» **What you are asked to do**:
Set down all of the data exactly as it appears.

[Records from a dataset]
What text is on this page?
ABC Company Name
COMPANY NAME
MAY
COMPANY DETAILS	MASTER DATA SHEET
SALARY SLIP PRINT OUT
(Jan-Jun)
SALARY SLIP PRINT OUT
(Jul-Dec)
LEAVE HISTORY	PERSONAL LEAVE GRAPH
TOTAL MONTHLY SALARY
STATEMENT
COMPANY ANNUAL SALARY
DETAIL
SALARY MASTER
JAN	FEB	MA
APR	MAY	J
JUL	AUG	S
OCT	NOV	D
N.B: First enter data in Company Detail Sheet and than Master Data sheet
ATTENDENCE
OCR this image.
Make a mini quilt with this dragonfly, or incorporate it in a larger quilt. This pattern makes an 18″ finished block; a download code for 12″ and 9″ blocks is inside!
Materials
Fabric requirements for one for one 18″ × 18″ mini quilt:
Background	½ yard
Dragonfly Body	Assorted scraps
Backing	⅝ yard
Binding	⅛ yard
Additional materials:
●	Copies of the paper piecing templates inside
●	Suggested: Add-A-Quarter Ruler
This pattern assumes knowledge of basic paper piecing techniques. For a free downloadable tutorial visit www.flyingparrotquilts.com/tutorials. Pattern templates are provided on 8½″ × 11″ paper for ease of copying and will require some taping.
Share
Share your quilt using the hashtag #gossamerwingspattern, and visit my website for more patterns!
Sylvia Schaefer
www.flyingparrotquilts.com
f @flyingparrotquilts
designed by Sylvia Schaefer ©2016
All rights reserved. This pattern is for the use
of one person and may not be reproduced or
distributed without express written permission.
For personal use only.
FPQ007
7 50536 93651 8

» **Task output**:
What text is on this page?
ABC Company Name
COMPANY NAME
MAY
COMPANY DETAILS	MASTER DATA SHEET
SALARY SLIP PRINT OUT
(Jan-Jun)
SALARY SLIP PRINT OUT
(Jul-Dec)
LEAVE HISTORY	PERSONAL LEAVE GRAPH
TOTAL MONTHLY SALARY
STATEMENT
COMPANY ANNUAL SALARY
DETAIL
SALARY MASTER
JAN	FEB	MA
APR	MAY	J
JUL	AUG	S
OCT	NOV	D
N.B: First enter data in Company Detail Sheet and than Master Data sheet
ATTENDENCE
OCR this image.
Make a mini quilt with this dragonfly, or incorporate it in a larger quilt. This pattern makes an 18″ finished block; a download code for 12″ and 9″ blocks is inside!
Materials
Fabric requirements for one for one 18″ × 18″ mini quilt:
Background	½ yard
Dragonfly Body	Assorted scraps
Backing	⅝ yard
Binding	⅛ yard
Additional materials:
●	Copies of the paper piecing templates inside
●	Suggested: Add-A-Quarter Ruler
This pattern assumes knowledge of basic paper piecing techniques. For a free downloadable tutorial visit www.flyingparrotquilts.com/tutorials. Pattern templates are provided on 8½″ × 11″ paper for ease of copying and will require some taping.
Share
Share your quilt using the hashtag #gossamerwingspattern, and visit my website for more patterns!
Sylvia Schaefer
www.flyingparrotquilts.com
f @flyingparrotquilts
designed by Sylvia Schaefer ©2016
All rights reserved. This pattern is for the use
of one person and may not be reproduced or
distributed without express written permission.
For personal use only.
FPQ007
7 50536 93651 8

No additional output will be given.